start Data for this exercise
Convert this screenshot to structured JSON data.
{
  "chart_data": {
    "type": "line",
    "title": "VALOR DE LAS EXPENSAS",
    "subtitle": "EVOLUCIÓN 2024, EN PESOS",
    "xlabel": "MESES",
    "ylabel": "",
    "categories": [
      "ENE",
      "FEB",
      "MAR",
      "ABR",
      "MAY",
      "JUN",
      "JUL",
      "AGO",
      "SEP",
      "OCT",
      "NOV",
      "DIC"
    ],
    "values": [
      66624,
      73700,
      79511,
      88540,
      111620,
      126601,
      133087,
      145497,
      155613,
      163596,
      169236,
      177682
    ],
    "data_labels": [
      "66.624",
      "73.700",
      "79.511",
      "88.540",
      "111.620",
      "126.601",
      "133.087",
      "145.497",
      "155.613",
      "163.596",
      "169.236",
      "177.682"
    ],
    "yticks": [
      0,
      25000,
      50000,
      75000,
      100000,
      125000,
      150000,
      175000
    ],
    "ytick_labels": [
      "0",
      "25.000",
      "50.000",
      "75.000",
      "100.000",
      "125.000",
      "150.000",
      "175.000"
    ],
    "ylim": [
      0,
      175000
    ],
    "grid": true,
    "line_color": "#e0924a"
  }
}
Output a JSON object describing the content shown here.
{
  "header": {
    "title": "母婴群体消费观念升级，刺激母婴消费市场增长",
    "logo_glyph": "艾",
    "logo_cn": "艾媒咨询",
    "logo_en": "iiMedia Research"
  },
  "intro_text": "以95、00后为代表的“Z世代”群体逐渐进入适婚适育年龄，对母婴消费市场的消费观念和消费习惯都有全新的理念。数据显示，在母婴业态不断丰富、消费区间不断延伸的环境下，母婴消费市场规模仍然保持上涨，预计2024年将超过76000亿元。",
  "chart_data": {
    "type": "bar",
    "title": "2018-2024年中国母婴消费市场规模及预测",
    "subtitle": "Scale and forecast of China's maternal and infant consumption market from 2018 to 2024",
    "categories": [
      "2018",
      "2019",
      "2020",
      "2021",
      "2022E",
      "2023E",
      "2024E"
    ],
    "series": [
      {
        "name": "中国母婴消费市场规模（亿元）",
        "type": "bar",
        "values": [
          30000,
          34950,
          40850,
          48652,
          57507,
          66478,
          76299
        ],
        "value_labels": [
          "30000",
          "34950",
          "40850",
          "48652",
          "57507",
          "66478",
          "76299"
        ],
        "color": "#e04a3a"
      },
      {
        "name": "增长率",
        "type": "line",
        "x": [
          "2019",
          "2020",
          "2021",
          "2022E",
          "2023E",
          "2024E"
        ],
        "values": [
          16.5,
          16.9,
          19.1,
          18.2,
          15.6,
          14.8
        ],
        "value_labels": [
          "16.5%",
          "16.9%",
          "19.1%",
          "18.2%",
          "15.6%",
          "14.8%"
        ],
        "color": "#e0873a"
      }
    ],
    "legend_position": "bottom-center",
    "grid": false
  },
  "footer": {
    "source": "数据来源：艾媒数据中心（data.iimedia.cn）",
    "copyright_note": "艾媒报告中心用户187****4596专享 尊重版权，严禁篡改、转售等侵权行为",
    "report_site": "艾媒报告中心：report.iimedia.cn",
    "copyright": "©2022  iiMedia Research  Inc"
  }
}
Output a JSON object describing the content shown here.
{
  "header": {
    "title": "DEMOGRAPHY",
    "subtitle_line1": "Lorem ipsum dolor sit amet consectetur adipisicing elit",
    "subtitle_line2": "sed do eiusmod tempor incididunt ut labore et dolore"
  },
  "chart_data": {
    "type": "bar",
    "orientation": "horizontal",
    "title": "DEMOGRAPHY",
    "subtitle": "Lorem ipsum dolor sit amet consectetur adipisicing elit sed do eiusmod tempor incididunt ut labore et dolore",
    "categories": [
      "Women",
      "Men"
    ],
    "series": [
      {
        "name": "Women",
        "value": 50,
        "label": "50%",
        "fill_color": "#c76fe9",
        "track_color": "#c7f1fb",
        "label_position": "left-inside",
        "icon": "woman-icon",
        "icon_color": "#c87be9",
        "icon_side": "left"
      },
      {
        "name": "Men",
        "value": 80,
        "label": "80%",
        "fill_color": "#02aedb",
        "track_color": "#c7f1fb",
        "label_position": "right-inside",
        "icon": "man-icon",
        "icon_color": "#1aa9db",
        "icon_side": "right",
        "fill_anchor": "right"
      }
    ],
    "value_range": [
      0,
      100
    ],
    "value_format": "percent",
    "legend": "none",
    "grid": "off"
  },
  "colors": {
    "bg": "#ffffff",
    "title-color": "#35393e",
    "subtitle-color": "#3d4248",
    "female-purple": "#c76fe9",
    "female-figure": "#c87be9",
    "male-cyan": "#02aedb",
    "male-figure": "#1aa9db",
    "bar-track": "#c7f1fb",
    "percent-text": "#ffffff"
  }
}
end Data for this exercise
Exercise directions: Make an exact copy of the data above.

Written response:
Convert this screenshot to structured JSON data.
{
  "chart_data": {
    "type": "line",
    "title": "VALOR DE LAS EXPENSAS",
    "subtitle": "EVOLUCIÓN 2024, EN PESOS",
    "xlabel": "MESES",
    "ylabel": "",
    "categories": [
      "ENE",
      "FEB",
      "MAR",
      "ABR",
      "MAY",
      "JUN",
      "JUL",
      "AGO",
      "SEP",
      "OCT",
      "NOV",
      "DIC"
    ],
    "values": [
      66624,
      73700,
      79511,
      88540,
      111620,
      126601,
      133087,
      145497,
      155613,
      163596,
      169236,
      177682
    ],
    "data_labels": [
      "66.624",
      "73.700",
      "79.511",
      "88.540",
      "111.620",
      "126.601",
      "133.087",
      "145.497",
      "155.613",
      "163.596",
      "169.236",
      "177.682"
    ],
    "yticks": [
      0,
      25000,
      50000,
      75000,
      100000,
      125000,
      150000,
      175000
    ],
    "ytick_labels": [
      "0",
      "25.000",
      "50.000",
      "75.000",
      "100.000",
      "125.000",
      "150.000",
      "175.000"
    ],
    "ylim": [
      0,
      175000
    ],
    "grid": true,
    "line_color": "#e0924a"
  }
}
Output a JSON object describing the content shown here.
{
  "header": {
    "title": "母婴群体消费观念升级，刺激母婴消费市场增长",
    "logo_glyph": "艾",
    "logo_cn": "艾媒咨询",
    "logo_en": "iiMedia Research"
  },
  "intro_text": "以95、00后为代表的“Z世代”群体逐渐进入适婚适育年龄，对母婴消费市场的消费观念和消费习惯都有全新的理念。数据显示，在母婴业态不断丰富、消费区间不断延伸的环境下，母婴消费市场规模仍然保持上涨，预计2024年将超过76000亿元。",
  "chart_data": {
    "type": "bar",
    "title": "2018-2024年中国母婴消费市场规模及预测",
    "subtitle": "Scale and forecast of China's maternal and infant consumption market from 2018 to 2024",
    "categories": [
      "2018",
      "2019",
      "2020",
      "2021",
      "2022E",
      "2023E",
      "2024E"
    ],
    "series": [
      {
        "name": "中国母婴消费市场规模（亿元）",
        "type": "bar",
        "values": [
          30000,
          34950,
          40850,
          48652,
          57507,
          66478,
          76299
        ],
        "value_labels": [
          "30000",
          "34950",
          "40850",
          "48652",
          "57507",
          "66478",
          "76299"
        ],
        "color": "#e04a3a"
      },
      {
        "name": "增长率",
        "type": "line",
        "x": [
          "2019",
          "2020",
          "2021",
          "2022E",
          "2023E",
          "2024E"
        ],
        "values": [
          16.5,
          16.9,
          19.1,
          18.2,
          15.6,
          14.8
        ],
        "value_labels": [
          "16.5%",
          "16.9%",
          "19.1%",
          "18.2%",
          "15.6%",
          "14.8%"
        ],
        "color": "#e0873a"
      }
    ],
    "legend_position": "bottom-center",
    "grid": false
  },
  "footer": {
    "source": "数据来源：艾媒数据中心（data.iimedia.cn）",
    "copyright_note": "艾媒报告中心用户187****4596专享 尊重版权，严禁篡改、转售等侵权行为",
    "report_site": "艾媒报告中心：report.iimedia.cn",
    "copyright": "©2022  iiMedia Research  Inc"
  }
}
Output a JSON object describing the content shown here.
{
  "header": {
    "title": "DEMOGRAPHY",
    "subtitle_line1": "Lorem ipsum dolor sit amet consectetur adipisicing elit",
    "subtitle_line2": "sed do eiusmod tempor incididunt ut labore et dolore"
  },
  "chart_data": {
    "type": "bar",
    "orientation": "horizontal",
    "title": "DEMOGRAPHY",
    "subtitle": "Lorem ipsum dolor sit amet consectetur adipisicing elit sed do eiusmod tempor incididunt ut labore et dolore",
    "categories": [
      "Women",
      "Men"
    ],
    "series": [
      {
        "name": "Women",
        "value": 50,
        "label": "50%",
        "fill_color": "#c76fe9",
        "track_color": "#c7f1fb",
        "label_position": "left-inside",
        "icon": "woman-icon",
        "icon_color": "#c87be9",
        "icon_side": "left"
      },
      {
        "name": "Men",
        "value": 80,
        "label": "80%",
        "fill_color": "#02aedb",
        "track_color": "#c7f1fb",
        "label_position": "right-inside",
        "icon": "man-icon",
        "icon_color": "#1aa9db",
        "icon_side": "right",
        "fill_anchor": "right"
      }
    ],
    "value_range": [
      0,
      100
    ],
    "value_format": "percent",
    "legend": "none",
    "grid": "off"
  },
  "colors": {
    "bg": "#ffffff",
    "title-color": "#35393e",
    "subtitle-color": "#3d4248",
    "female-purple": "#c76fe9",
    "female-figure": "#c87be9",
    "male-cyan": "#02aedb",
    "male-figure": "#1aa9db",
    "bar-track": "#c7f1fb",
    "percent-text": "#ffffff"
  }
}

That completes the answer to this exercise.